• **RECORD EXTRACTS**
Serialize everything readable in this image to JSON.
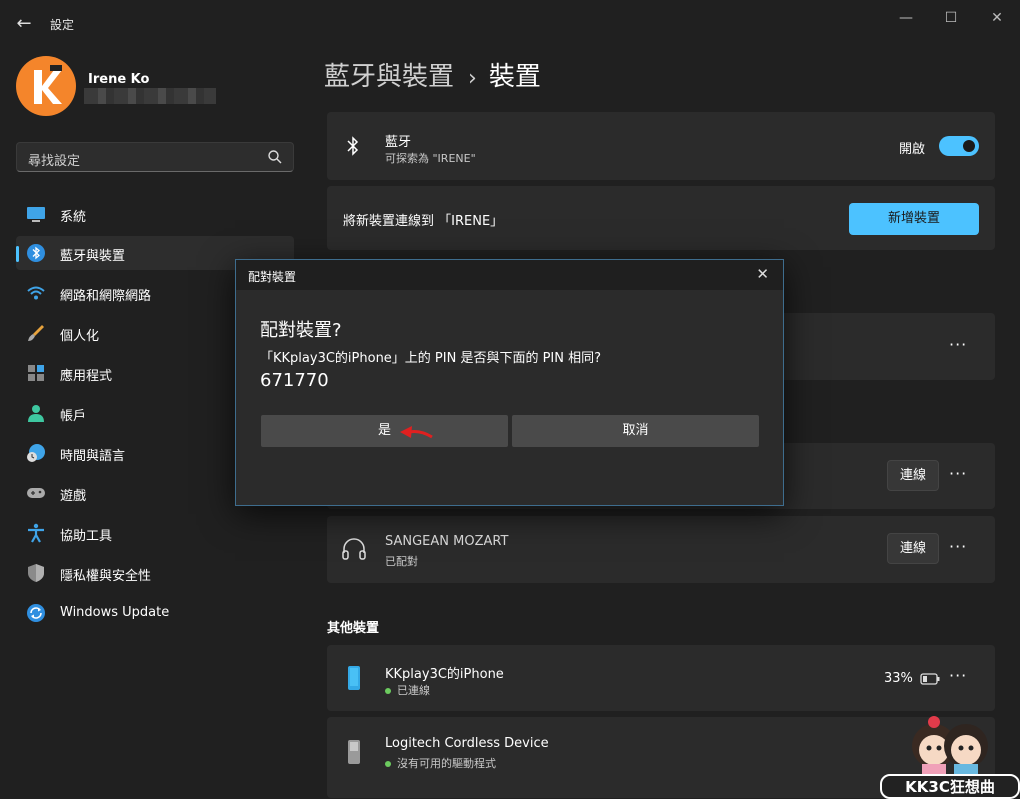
{
  "window": {
    "title": "設定",
    "back": "←",
    "minimize": "—",
    "maximize": "☐",
    "close": "✕"
  },
  "user": {
    "name": "Irene Ko"
  },
  "search": {
    "placeholder": "尋找設定"
  },
  "nav": [
    {
      "label": "系統",
      "icon": "monitor-icon"
    },
    {
      "label": "藍牙與裝置",
      "icon": "bluetooth-icon",
      "active": true
    },
    {
      "label": "網路和網際網路",
      "icon": "wifi-icon"
    },
    {
      "label": "個人化",
      "icon": "brush-icon"
    },
    {
      "label": "應用程式",
      "icon": "apps-icon"
    },
    {
      "label": "帳戶",
      "icon": "person-icon"
    },
    {
      "label": "時間與語言",
      "icon": "globe-clock-icon"
    },
    {
      "label": "遊戲",
      "icon": "gamepad-icon"
    },
    {
      "label": "協助工具",
      "icon": "accessibility-icon"
    },
    {
      "label": "隱私權與安全性",
      "icon": "shield-icon"
    },
    {
      "label": "Windows Update",
      "icon": "update-icon"
    }
  ],
  "breadcrumb": {
    "parent": "藍牙與裝置",
    "sep": "›",
    "current": "裝置"
  },
  "bluetooth_card": {
    "title": "藍牙",
    "subtitle": "可探索為 \"IRENE\"",
    "toggle_label": "開啟",
    "toggle_on": true
  },
  "add_card": {
    "text": "將新裝置連線到 「IRENE」",
    "button": "新增裝置"
  },
  "devices": {
    "more": "···",
    "connect_label": "連線",
    "sangean": {
      "name": "SANGEAN MOZART",
      "status": "已配對"
    },
    "other_heading": "其他裝置",
    "iphone": {
      "name": "KKplay3C的iPhone",
      "status": "已連線",
      "battery": "33%"
    },
    "logitech": {
      "name": "Logitech Cordless Device",
      "status": "沒有可用的驅動程式"
    }
  },
  "dialog": {
    "window_title": "配對裝置",
    "close": "✕",
    "heading": "配對裝置?",
    "message": "「KKplay3C的iPhone」上的 PIN 是否與下面的 PIN 相同?",
    "pin": "671770",
    "yes": "是",
    "cancel": "取消"
  },
  "watermark": {
    "text": "KK3C狂想曲"
  },
  "colors": {
    "accent": "#4cc2ff",
    "background": "#202020",
    "card": "#2b2b2b",
    "status_green": "#6ccb5f",
    "arrow": "#e02020"
  }
}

• **DIRECTION**
Pull out every line of the entries that includes the word "name".

• **RESULT OF THE EXERCISE**
    "name": "Irene Ko"
      "name": "SANGEAN MOZART",
      "name": "KKplay3C的iPhone",
      "name": "Logitech Cordless Device",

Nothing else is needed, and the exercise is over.